» YOUR INSTRUCTIONS: Quote every line of the material beneath this one.
▼
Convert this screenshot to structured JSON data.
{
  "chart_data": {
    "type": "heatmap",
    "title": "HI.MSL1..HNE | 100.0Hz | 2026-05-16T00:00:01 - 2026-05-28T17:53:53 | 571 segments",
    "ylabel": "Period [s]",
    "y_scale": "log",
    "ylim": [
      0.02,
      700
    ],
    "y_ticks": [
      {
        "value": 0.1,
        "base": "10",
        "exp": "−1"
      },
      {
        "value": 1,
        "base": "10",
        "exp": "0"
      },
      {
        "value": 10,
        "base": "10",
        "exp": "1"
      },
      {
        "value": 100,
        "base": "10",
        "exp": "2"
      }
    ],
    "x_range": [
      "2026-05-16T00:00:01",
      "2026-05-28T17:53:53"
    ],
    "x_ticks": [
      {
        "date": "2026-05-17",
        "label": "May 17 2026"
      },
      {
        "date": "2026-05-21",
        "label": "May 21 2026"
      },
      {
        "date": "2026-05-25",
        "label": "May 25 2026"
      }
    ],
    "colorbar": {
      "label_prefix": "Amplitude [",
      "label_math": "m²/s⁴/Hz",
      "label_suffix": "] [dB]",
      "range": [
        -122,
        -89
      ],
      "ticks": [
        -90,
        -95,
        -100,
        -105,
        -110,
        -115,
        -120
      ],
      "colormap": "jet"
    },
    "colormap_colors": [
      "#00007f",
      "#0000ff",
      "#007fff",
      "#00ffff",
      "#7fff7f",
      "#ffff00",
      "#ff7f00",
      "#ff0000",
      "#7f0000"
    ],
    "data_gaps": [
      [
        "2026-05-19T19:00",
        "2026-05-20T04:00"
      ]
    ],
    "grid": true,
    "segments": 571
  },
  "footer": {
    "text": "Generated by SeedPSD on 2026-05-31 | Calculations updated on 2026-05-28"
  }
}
▲
» FINISHED TASK:
Convert this screenshot to structured JSON data.
{
  "chart_data": {
    "type": "heatmap",
    "title": "HI.MSL1..HNE | 100.0Hz | 2026-05-16T00:00:01 - 2026-05-28T17:53:53 | 571 segments",
    "ylabel": "Period [s]",
    "y_scale": "log",
    "ylim": [
      0.02,
      700
    ],
    "y_ticks": [
      {
        "value": 0.1,
        "base": "10",
        "exp": "−1"
      },
      {
        "value": 1,
        "base": "10",
        "exp": "0"
      },
      {
        "value": 10,
        "base": "10",
        "exp": "1"
      },
      {
        "value": 100,
        "base": "10",
        "exp": "2"
      }
    ],
    "x_range": [
      "2026-05-16T00:00:01",
      "2026-05-28T17:53:53"
    ],
    "x_ticks": [
      {
        "date": "2026-05-17",
        "label": "May 17 2026"
      },
      {
        "date": "2026-05-21",
        "label": "May 21 2026"
      },
      {
        "date": "2026-05-25",
        "label": "May 25 2026"
      }
    ],
    "colorbar": {
      "label_prefix": "Amplitude [",
      "label_math": "m²/s⁴/Hz",
      "label_suffix": "] [dB]",
      "range": [
        -122,
        -89
      ],
      "ticks": [
        -90,
        -95,
        -100,
        -105,
        -110,
        -115,
        -120
      ],
      "colormap": "jet"
    },
    "colormap_colors": [
      "#00007f",
      "#0000ff",
      "#007fff",
      "#00ffff",
      "#7fff7f",
      "#ffff00",
      "#ff7f00",
      "#ff0000",
      "#7f0000"
    ],
    "data_gaps": [
      [
        "2026-05-19T19:00",
        "2026-05-20T04:00"
      ]
    ],
    "grid": true,
    "segments": 571
  },
  "footer": {
    "text": "Generated by SeedPSD on 2026-05-31 | Calculations updated on 2026-05-28"
  }
}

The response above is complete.